== CHALLENGE ==
Reproduce every one of the rows below word for word, omitting the pictures.

═══ TASK DATA

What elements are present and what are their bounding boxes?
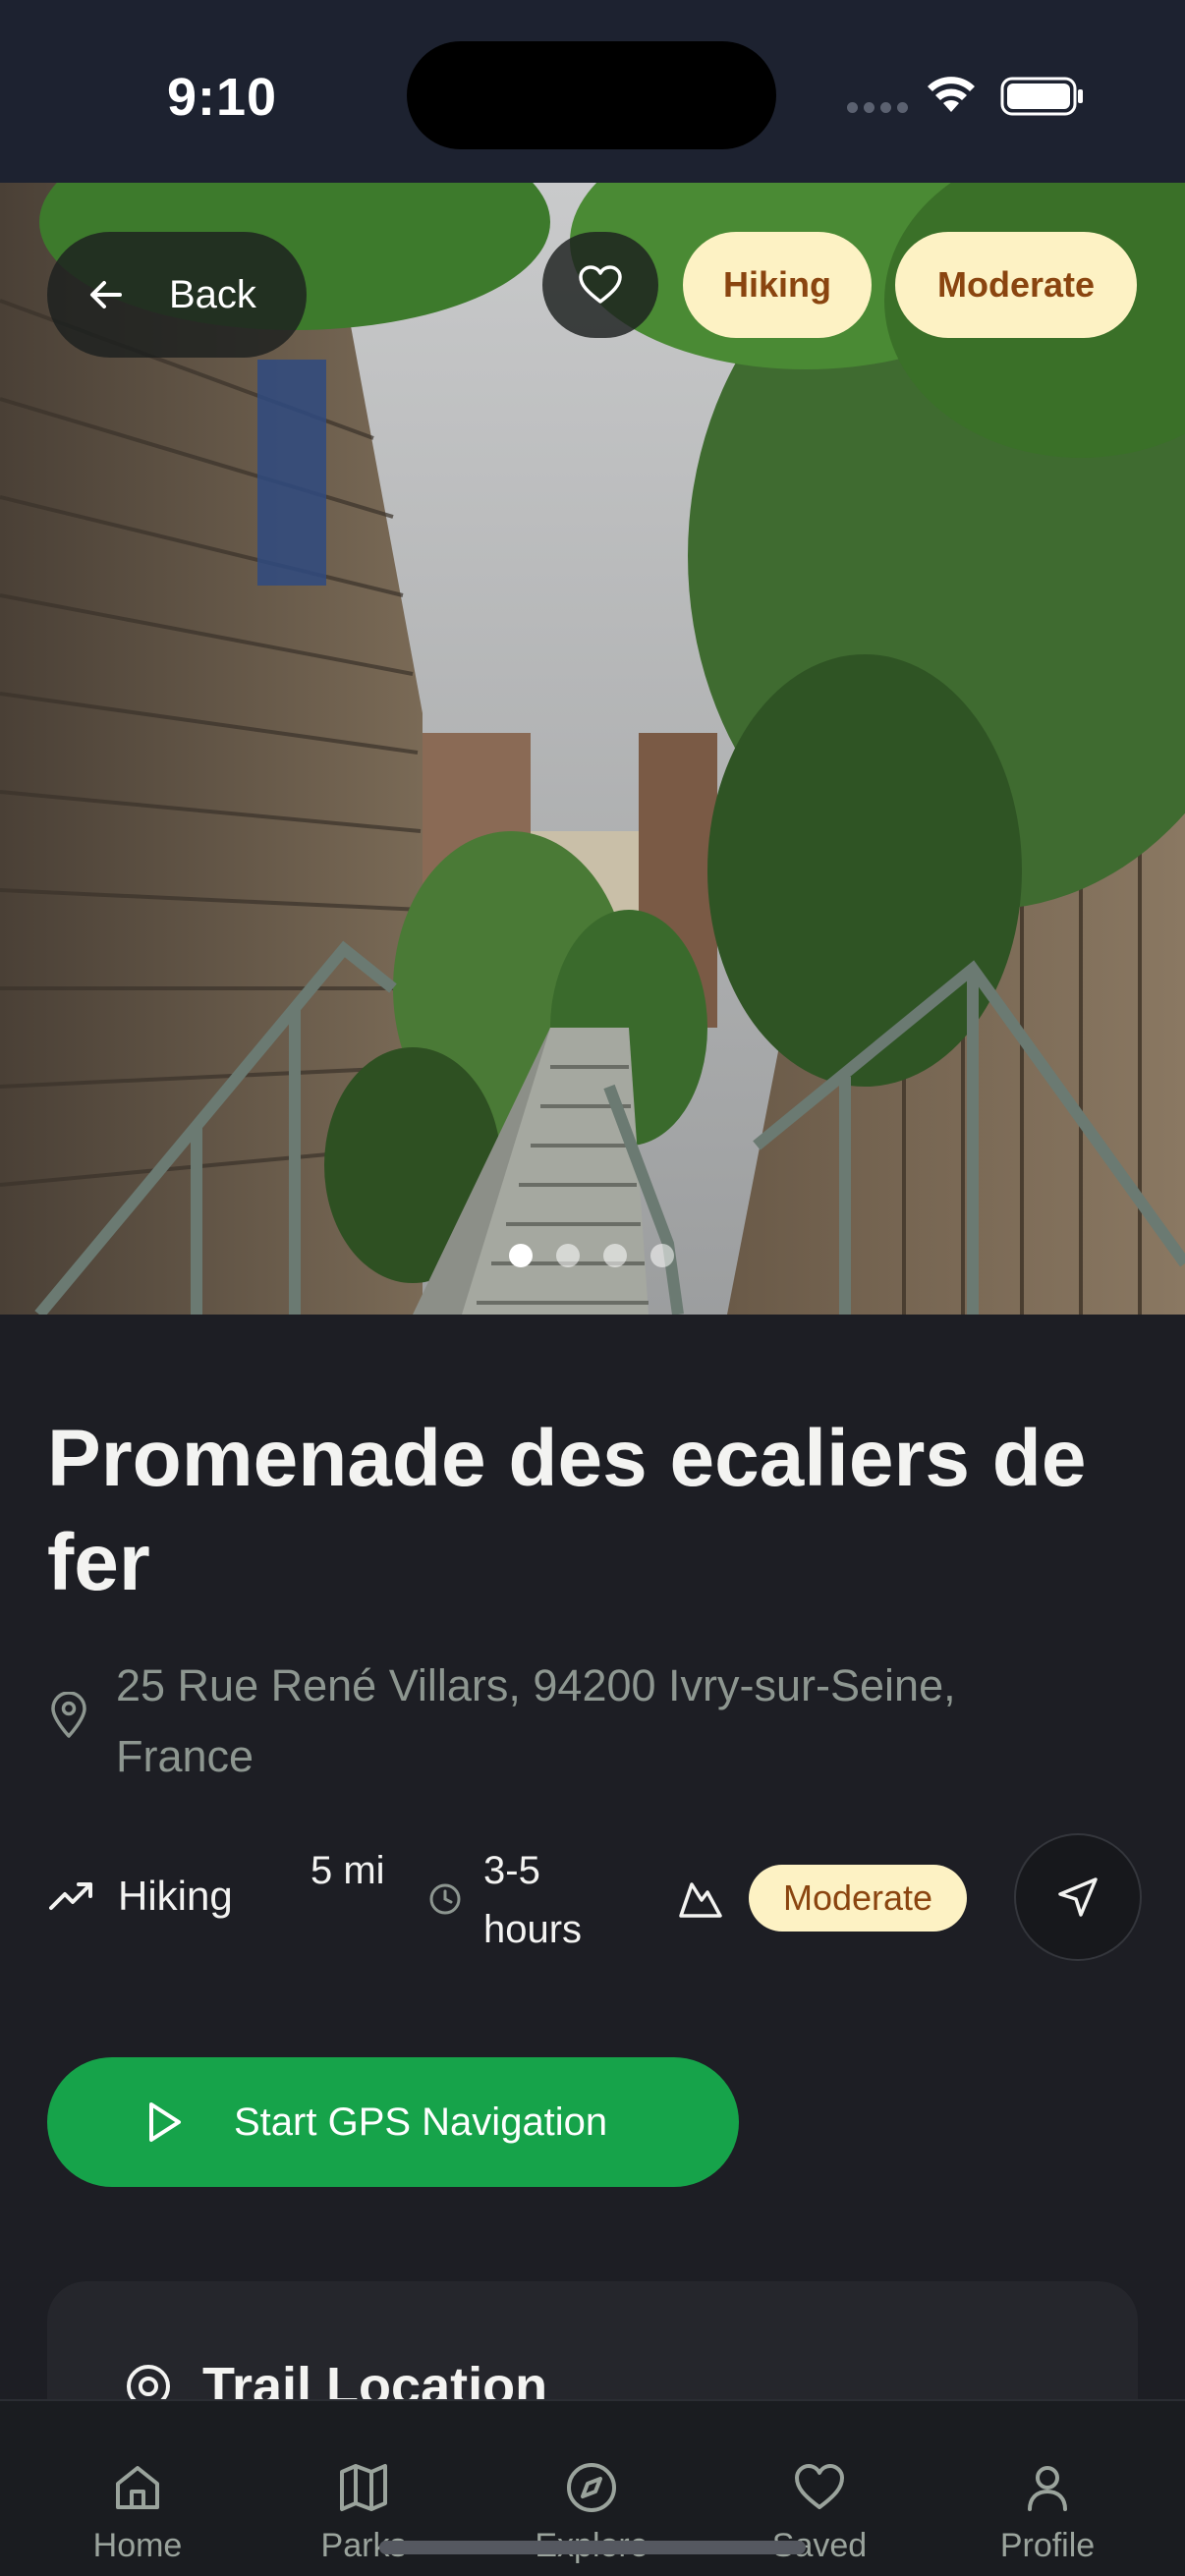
nav-label-home: Home (92, 2527, 183, 2564)
status-time: 9:10 (167, 68, 278, 127)
trail-photo-carousel[interactable]: Back Hiking Moderate (0, 183, 1185, 1315)
wifi-icon (928, 77, 975, 112)
trail-type: Hiking (118, 1873, 233, 1919)
start-gps-navigation-button[interactable]: Start GPS Navigation (47, 2057, 739, 2187)
trail-address: 25 Rue René Villars, 94200 Ivry-sur-Sein… (116, 1660, 956, 1781)
trail-distance: 5 mi (310, 1849, 385, 1892)
navigation-arrow-icon (1058, 1877, 1098, 1917)
compass-icon (567, 2463, 616, 2512)
back-label: Back (169, 272, 256, 316)
arrow-left-icon (90, 281, 122, 308)
clock-icon (429, 1883, 461, 1915)
heart-icon (795, 2464, 844, 2509)
category-chip: Hiking (683, 232, 872, 338)
mountain-icon (679, 1882, 722, 1918)
play-icon (149, 2102, 181, 2142)
carousel-dot[interactable] (650, 1244, 674, 1267)
nav-item-profile[interactable]: Profile (949, 2401, 1146, 2576)
cellular-icon (847, 102, 908, 113)
home-icon (116, 2466, 159, 2509)
trending-up-icon (49, 1882, 92, 1910)
favorite-button[interactable] (542, 232, 658, 338)
user-icon (1028, 2466, 1067, 2511)
difficulty-badge: Moderate (749, 1865, 967, 1932)
dynamic-island (407, 41, 776, 149)
back-button[interactable]: Back (47, 232, 307, 358)
directions-button[interactable] (1014, 1833, 1142, 1961)
nav-label-profile: Profile (999, 2527, 1096, 2564)
trail-duration: 3-5 hours (483, 1849, 583, 1951)
map-pin-icon (51, 1692, 86, 1738)
home-indicator (379, 2541, 806, 2554)
battery-icon (1000, 77, 1083, 116)
carousel-indicator[interactable] (509, 1244, 674, 1267)
nav-item-home[interactable]: Home (39, 2401, 236, 2576)
status-bar: 9:10 (0, 0, 1185, 183)
heart-icon (579, 265, 622, 304)
carousel-dot[interactable] (556, 1244, 580, 1267)
carousel-dot[interactable] (509, 1244, 533, 1267)
gps-button-label: Start GPS Navigation (234, 2100, 608, 2144)
carousel-dot[interactable] (603, 1244, 627, 1267)
difficulty-chip: Moderate (895, 232, 1137, 338)
map-icon (340, 2464, 387, 2511)
trail-title: Promenade des ecaliers de fer (47, 1414, 1087, 1607)
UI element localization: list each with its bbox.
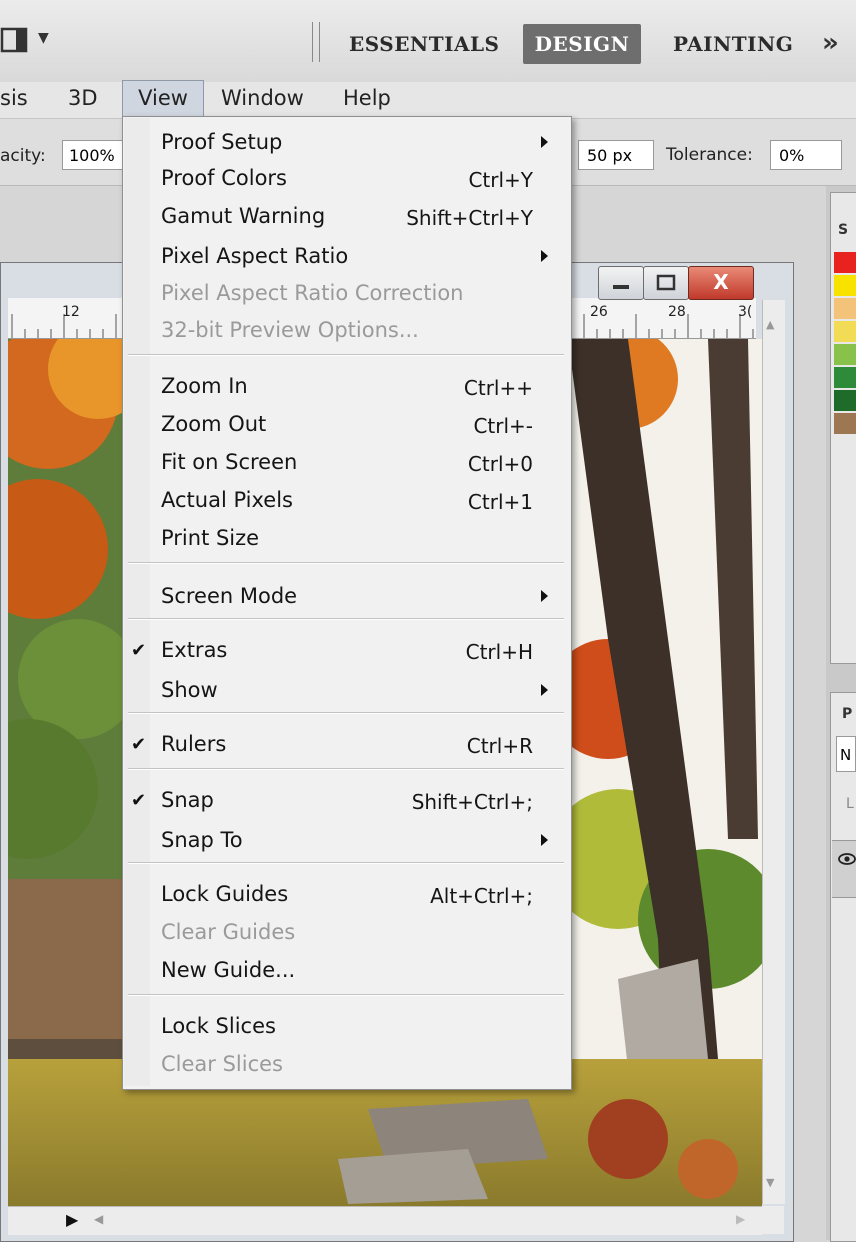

══════

== RESPONSE BELOW ==
What elements are present and what are their bounding boxes?
nav-label-home: Home (92, 2527, 183, 2564)
status-time: 9:10 (167, 68, 278, 127)
trail-photo-carousel[interactable]: Back Hiking Moderate (0, 183, 1185, 1315)
wifi-icon (928, 77, 975, 112)
trail-type: Hiking (118, 1873, 233, 1919)
start-gps-navigation-button[interactable]: Start GPS Navigation (47, 2057, 739, 2187)
trail-address: 25 Rue René Villars, 94200 Ivry-sur-Sein… (116, 1660, 956, 1781)
trail-distance: 5 mi (310, 1849, 385, 1892)
navigation-arrow-icon (1058, 1877, 1098, 1917)
compass-icon (567, 2463, 616, 2512)
back-label: Back (169, 272, 256, 316)
arrow-left-icon (90, 281, 122, 308)
clock-icon (429, 1883, 461, 1915)
heart-icon (795, 2464, 844, 2509)
category-chip: Hiking (683, 232, 872, 338)
mountain-icon (679, 1882, 722, 1918)
play-icon (149, 2102, 181, 2142)
carousel-dot[interactable] (650, 1244, 674, 1267)
nav-item-profile[interactable]: Profile (949, 2401, 1146, 2576)
cellular-icon (847, 102, 908, 113)
home-icon (116, 2466, 159, 2509)
trending-up-icon (49, 1882, 92, 1910)
favorite-button[interactable] (542, 232, 658, 338)
user-icon (1028, 2466, 1067, 2511)
difficulty-badge: Moderate (749, 1865, 967, 1932)
dynamic-island (407, 41, 776, 149)
back-button[interactable]: Back (47, 232, 307, 358)
directions-button[interactable] (1014, 1833, 1142, 1961)
nav-label-profile: Profile (999, 2527, 1096, 2564)
trail-duration: 3-5 hours (483, 1849, 583, 1951)
map-pin-icon (51, 1692, 86, 1738)
home-indicator (379, 2541, 806, 2554)
battery-icon (1000, 77, 1083, 116)
carousel-indicator[interactable] (509, 1244, 674, 1267)
nav-item-home[interactable]: Home (39, 2401, 236, 2576)
status-bar: 9:10 (0, 0, 1185, 183)
heart-icon (579, 265, 622, 304)
carousel-dot[interactable] (556, 1244, 580, 1267)
carousel-dot[interactable] (509, 1244, 533, 1267)
gps-button-label: Start GPS Navigation (234, 2100, 608, 2144)
carousel-dot[interactable] (603, 1244, 627, 1267)
difficulty-chip: Moderate (895, 232, 1137, 338)
map-icon (340, 2464, 387, 2511)
trail-title: Promenade des ecaliers de fer (47, 1414, 1087, 1607)
UI element localization: list each with its bbox.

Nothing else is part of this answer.